*** Items
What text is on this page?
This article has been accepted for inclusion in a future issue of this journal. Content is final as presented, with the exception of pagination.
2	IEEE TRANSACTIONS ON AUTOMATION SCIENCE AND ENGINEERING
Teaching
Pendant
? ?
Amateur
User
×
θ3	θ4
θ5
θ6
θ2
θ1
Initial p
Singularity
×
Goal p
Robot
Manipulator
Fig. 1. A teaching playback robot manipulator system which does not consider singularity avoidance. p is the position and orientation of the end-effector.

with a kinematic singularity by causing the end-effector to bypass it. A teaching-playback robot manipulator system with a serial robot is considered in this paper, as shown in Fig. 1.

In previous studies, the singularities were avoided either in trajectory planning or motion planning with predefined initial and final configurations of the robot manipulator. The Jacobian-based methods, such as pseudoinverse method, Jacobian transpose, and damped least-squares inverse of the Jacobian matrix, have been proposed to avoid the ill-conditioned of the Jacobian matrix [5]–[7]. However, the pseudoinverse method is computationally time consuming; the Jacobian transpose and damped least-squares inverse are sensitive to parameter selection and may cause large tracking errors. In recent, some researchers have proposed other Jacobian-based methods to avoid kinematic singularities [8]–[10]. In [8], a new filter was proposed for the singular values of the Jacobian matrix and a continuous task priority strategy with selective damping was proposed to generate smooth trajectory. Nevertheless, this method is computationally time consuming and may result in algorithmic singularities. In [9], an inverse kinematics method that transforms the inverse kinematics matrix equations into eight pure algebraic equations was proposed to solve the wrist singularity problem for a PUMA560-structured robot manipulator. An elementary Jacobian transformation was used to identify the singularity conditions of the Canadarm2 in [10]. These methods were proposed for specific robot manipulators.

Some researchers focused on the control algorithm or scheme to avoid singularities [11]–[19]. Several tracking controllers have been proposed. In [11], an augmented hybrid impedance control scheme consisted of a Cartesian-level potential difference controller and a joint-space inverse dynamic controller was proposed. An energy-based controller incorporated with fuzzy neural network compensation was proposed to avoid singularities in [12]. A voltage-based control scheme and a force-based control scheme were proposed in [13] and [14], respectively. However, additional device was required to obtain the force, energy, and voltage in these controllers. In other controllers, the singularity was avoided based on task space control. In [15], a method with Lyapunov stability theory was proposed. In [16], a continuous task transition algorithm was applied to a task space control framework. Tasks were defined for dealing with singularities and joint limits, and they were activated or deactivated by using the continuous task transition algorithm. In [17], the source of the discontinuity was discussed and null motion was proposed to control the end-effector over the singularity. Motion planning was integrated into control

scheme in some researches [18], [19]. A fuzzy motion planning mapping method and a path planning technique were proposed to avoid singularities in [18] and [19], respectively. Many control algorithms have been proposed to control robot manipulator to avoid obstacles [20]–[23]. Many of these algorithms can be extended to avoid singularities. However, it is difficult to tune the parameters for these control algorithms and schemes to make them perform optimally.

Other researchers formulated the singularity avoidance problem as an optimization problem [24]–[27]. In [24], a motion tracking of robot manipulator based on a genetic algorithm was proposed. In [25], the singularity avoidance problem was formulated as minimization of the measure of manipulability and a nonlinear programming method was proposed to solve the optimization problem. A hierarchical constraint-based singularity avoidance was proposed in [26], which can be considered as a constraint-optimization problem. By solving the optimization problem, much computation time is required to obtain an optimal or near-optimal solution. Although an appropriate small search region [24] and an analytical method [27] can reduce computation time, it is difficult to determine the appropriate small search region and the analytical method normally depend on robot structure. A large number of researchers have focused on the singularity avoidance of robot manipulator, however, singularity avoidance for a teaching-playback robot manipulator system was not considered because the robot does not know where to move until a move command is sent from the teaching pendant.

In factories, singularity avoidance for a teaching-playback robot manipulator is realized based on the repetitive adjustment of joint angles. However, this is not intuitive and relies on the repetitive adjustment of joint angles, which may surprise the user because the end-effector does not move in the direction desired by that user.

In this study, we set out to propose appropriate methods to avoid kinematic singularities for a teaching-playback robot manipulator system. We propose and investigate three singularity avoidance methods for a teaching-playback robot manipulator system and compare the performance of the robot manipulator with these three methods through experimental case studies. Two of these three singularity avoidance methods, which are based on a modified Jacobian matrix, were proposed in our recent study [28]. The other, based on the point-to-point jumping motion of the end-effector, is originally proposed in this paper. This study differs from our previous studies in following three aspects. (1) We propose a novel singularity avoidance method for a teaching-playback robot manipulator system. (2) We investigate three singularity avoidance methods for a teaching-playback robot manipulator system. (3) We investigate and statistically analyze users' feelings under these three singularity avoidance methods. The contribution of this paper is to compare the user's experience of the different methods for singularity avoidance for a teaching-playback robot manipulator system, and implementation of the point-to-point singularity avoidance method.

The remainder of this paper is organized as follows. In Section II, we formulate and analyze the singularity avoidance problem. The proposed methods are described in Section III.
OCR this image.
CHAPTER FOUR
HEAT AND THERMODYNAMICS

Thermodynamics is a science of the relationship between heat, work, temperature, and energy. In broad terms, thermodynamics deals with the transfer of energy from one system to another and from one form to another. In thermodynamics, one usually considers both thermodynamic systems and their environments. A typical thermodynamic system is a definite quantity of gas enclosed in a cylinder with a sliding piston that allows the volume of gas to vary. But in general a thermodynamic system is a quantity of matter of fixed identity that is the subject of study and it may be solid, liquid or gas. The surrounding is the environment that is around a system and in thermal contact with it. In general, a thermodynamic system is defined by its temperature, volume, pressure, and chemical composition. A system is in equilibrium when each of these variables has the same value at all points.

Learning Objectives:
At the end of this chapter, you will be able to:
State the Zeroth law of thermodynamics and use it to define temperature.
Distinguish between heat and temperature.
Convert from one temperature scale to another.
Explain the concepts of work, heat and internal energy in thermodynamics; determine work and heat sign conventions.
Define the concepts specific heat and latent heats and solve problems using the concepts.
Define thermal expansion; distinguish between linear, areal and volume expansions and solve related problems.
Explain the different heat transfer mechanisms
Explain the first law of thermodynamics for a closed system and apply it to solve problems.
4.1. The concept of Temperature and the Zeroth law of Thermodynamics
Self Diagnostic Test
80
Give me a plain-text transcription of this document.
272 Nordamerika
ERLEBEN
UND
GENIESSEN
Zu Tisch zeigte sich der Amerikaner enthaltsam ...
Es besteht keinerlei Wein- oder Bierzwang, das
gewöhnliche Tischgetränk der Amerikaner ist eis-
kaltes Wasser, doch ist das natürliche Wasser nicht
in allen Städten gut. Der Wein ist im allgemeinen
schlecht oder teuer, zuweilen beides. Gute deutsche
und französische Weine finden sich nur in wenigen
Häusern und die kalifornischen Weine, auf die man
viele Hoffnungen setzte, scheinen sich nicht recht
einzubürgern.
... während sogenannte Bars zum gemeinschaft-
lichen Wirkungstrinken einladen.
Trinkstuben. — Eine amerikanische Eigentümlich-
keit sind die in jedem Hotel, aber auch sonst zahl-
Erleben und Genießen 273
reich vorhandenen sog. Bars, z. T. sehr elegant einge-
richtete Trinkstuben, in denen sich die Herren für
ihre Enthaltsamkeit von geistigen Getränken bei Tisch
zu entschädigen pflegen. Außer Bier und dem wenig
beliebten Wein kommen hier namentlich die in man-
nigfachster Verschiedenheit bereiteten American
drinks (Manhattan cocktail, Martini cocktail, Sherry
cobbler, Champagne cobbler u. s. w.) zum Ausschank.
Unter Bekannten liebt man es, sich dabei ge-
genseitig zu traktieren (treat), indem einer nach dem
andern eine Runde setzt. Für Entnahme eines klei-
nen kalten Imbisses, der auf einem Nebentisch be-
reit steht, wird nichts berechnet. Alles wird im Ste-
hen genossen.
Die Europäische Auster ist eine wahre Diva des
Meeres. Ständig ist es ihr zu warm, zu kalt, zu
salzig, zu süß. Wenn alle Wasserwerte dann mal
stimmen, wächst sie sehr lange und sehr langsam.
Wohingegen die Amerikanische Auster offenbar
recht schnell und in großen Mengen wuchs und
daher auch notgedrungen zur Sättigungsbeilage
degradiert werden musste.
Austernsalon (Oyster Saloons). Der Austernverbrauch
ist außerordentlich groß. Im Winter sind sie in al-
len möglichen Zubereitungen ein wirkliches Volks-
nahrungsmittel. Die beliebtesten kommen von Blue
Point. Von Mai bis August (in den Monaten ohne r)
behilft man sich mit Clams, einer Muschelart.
******
Provide only the number of lines in the entries that hold the word "text".

2